··· Material provided
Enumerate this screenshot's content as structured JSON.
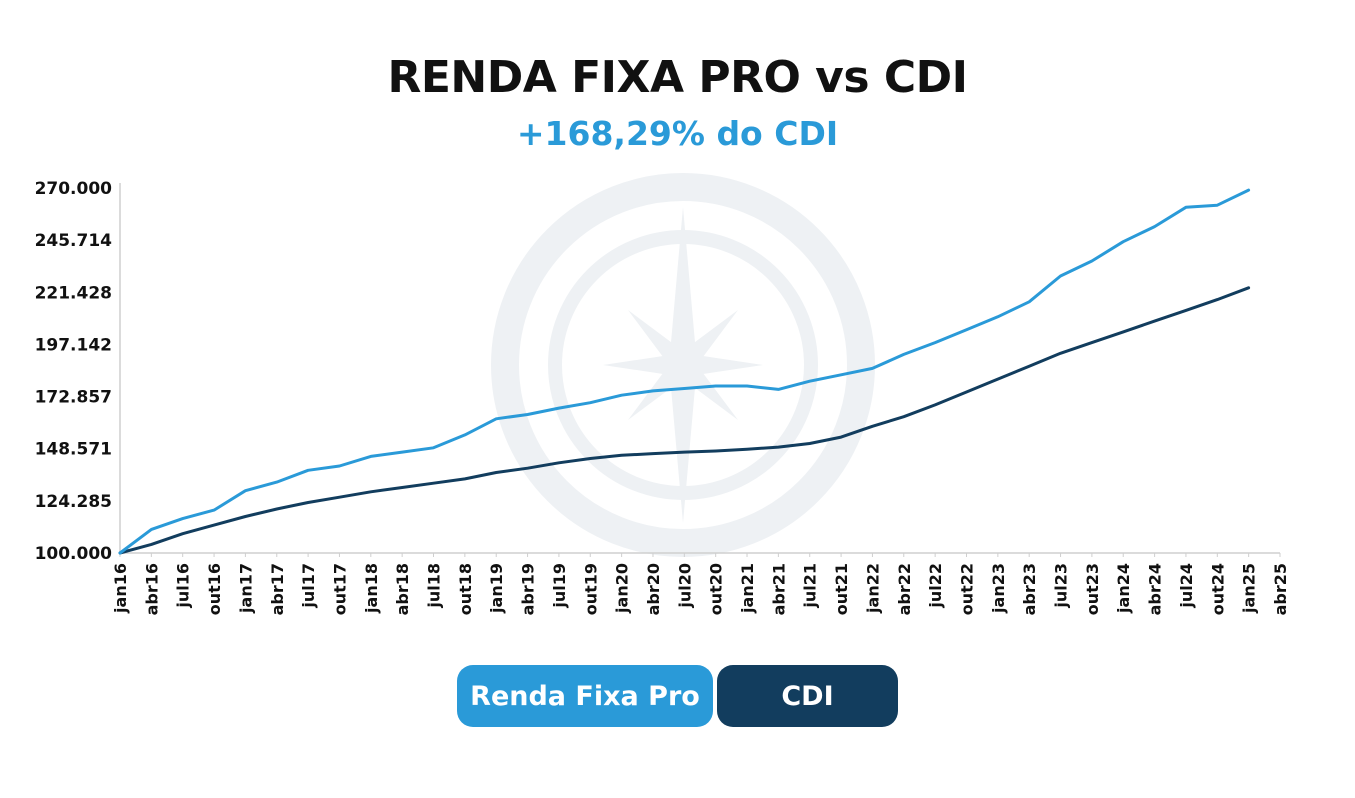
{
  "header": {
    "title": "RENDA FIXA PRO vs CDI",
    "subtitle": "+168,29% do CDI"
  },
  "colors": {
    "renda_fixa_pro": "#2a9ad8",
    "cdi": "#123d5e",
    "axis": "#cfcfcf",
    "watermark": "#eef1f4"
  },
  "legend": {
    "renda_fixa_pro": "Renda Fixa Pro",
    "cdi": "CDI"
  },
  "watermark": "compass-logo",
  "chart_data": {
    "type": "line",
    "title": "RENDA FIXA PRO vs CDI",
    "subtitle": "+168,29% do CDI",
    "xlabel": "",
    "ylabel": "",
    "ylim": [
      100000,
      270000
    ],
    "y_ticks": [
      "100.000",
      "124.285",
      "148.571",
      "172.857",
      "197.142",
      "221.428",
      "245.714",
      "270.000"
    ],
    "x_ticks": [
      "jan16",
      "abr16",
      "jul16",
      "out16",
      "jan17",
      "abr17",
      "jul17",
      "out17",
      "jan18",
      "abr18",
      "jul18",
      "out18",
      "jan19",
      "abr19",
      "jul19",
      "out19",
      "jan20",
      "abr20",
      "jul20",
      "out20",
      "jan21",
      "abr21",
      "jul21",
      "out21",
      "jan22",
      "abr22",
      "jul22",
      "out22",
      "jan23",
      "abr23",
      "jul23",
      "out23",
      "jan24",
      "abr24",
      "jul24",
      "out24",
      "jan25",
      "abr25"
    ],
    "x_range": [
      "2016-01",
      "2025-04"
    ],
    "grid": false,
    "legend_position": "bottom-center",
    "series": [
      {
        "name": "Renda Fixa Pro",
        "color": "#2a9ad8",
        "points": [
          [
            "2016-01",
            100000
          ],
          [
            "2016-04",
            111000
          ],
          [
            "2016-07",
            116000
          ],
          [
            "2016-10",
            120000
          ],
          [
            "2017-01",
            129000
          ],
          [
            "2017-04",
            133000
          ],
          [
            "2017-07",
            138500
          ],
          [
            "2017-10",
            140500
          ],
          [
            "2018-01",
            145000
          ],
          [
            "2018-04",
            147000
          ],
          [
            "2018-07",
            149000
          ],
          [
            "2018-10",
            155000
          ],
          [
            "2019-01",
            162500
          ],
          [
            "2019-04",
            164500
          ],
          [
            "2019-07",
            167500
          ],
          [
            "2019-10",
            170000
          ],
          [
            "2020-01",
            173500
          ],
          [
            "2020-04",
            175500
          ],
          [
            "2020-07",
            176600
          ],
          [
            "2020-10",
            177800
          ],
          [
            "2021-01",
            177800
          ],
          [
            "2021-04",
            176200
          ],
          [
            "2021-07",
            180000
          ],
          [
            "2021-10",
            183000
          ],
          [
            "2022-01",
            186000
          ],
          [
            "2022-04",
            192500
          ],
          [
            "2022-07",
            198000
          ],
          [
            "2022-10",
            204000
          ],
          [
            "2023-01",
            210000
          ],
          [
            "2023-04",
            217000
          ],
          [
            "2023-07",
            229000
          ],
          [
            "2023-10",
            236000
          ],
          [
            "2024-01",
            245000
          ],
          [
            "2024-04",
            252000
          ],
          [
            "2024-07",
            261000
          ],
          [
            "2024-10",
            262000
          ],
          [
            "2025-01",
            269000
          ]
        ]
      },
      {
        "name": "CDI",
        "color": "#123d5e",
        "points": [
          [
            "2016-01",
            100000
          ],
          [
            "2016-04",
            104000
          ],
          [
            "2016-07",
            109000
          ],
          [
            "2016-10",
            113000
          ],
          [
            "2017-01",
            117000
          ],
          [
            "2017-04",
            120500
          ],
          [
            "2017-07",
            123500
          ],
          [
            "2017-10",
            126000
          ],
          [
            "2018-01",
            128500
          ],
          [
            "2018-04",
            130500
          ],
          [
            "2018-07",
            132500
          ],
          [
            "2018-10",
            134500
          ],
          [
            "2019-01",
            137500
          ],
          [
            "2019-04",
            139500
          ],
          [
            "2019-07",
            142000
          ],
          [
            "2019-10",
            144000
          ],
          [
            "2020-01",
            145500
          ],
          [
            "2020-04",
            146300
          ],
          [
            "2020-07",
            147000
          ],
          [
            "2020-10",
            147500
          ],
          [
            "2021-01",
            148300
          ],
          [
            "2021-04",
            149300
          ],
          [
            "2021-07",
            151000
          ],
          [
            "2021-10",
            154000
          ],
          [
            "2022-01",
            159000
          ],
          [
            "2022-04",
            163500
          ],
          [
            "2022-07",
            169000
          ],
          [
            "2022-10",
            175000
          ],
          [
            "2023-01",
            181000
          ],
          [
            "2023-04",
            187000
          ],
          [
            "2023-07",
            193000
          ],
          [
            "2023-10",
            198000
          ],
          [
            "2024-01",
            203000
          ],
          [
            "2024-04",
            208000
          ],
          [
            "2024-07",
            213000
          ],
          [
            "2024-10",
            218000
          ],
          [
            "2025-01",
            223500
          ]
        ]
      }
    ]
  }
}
······
··· Material provided
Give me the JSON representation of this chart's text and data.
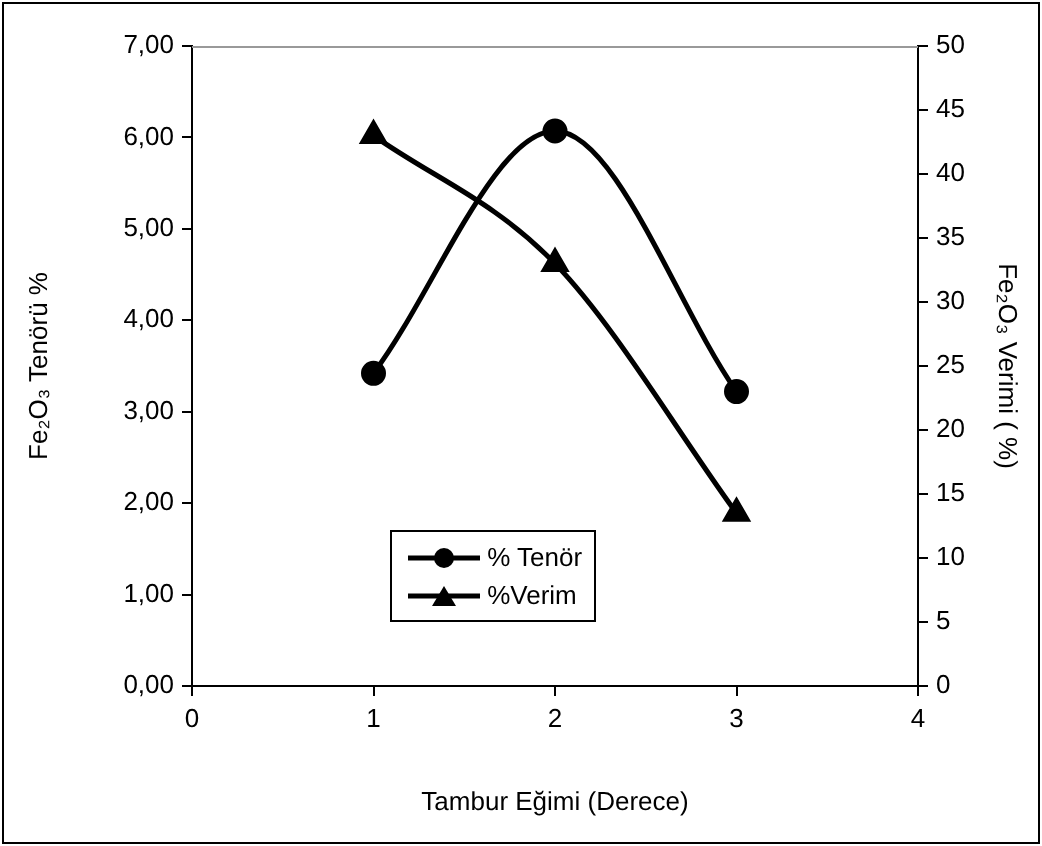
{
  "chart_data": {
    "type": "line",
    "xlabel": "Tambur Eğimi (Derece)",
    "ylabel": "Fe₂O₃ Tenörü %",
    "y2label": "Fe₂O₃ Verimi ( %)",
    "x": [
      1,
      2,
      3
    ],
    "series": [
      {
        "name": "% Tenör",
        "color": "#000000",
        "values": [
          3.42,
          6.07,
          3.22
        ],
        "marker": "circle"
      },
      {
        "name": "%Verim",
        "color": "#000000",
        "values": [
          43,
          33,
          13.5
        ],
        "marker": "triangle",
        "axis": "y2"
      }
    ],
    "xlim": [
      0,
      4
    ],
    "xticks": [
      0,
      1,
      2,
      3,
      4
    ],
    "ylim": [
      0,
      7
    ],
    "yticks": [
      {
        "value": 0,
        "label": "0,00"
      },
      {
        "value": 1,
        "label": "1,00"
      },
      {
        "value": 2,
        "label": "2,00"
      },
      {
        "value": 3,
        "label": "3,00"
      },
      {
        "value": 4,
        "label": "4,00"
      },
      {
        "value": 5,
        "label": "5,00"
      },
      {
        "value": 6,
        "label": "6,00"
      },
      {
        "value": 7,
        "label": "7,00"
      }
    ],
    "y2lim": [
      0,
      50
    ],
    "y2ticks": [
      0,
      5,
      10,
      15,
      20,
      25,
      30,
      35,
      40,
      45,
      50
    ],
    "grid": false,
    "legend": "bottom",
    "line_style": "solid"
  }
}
······
Problem to work on: In the entries above, find each line with the word "JSON" and copy it.

Task output:
Enumerate this screenshot's content as structured JSON.
Give me the JSON representation of this chart's text and data.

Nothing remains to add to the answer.